• The request
Without altering anything, repeat each of the records.

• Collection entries

------

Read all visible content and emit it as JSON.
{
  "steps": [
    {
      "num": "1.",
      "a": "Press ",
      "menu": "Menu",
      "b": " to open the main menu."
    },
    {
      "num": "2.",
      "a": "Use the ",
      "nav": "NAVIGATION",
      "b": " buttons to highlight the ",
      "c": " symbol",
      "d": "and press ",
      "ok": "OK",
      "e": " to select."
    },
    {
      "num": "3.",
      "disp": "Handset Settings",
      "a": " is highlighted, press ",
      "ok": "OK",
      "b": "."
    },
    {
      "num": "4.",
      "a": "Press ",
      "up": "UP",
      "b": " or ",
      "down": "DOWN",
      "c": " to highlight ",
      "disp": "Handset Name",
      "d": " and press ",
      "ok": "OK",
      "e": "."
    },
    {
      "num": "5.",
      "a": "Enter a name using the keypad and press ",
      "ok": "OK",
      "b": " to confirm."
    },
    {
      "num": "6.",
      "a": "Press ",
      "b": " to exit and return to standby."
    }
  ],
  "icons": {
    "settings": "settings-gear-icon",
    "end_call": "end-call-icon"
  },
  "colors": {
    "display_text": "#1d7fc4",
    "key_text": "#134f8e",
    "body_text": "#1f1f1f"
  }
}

------

• Task response
Read all visible content and emit it as JSON.
{
  "steps": [
    {
      "num": "1.",
      "a": "Press ",
      "menu": "Menu",
      "b": " to open the main menu."
    },
    {
      "num": "2.",
      "a": "Use the ",
      "nav": "NAVIGATION",
      "b": " buttons to highlight the ",
      "c": " symbol",
      "d": "and press ",
      "ok": "OK",
      "e": " to select."
    },
    {
      "num": "3.",
      "disp": "Handset Settings",
      "a": " is highlighted, press ",
      "ok": "OK",
      "b": "."
    },
    {
      "num": "4.",
      "a": "Press ",
      "up": "UP",
      "b": " or ",
      "down": "DOWN",
      "c": " to highlight ",
      "disp": "Handset Name",
      "d": " and press ",
      "ok": "OK",
      "e": "."
    },
    {
      "num": "5.",
      "a": "Enter a name using the keypad and press ",
      "ok": "OK",
      "b": " to confirm."
    },
    {
      "num": "6.",
      "a": "Press ",
      "b": " to exit and return to standby."
    }
  ],
  "icons": {
    "settings": "settings-gear-icon",
    "end_call": "end-call-icon"
  },
  "colors": {
    "display_text": "#1d7fc4",
    "key_text": "#134f8e",
    "body_text": "#1f1f1f"
  }
}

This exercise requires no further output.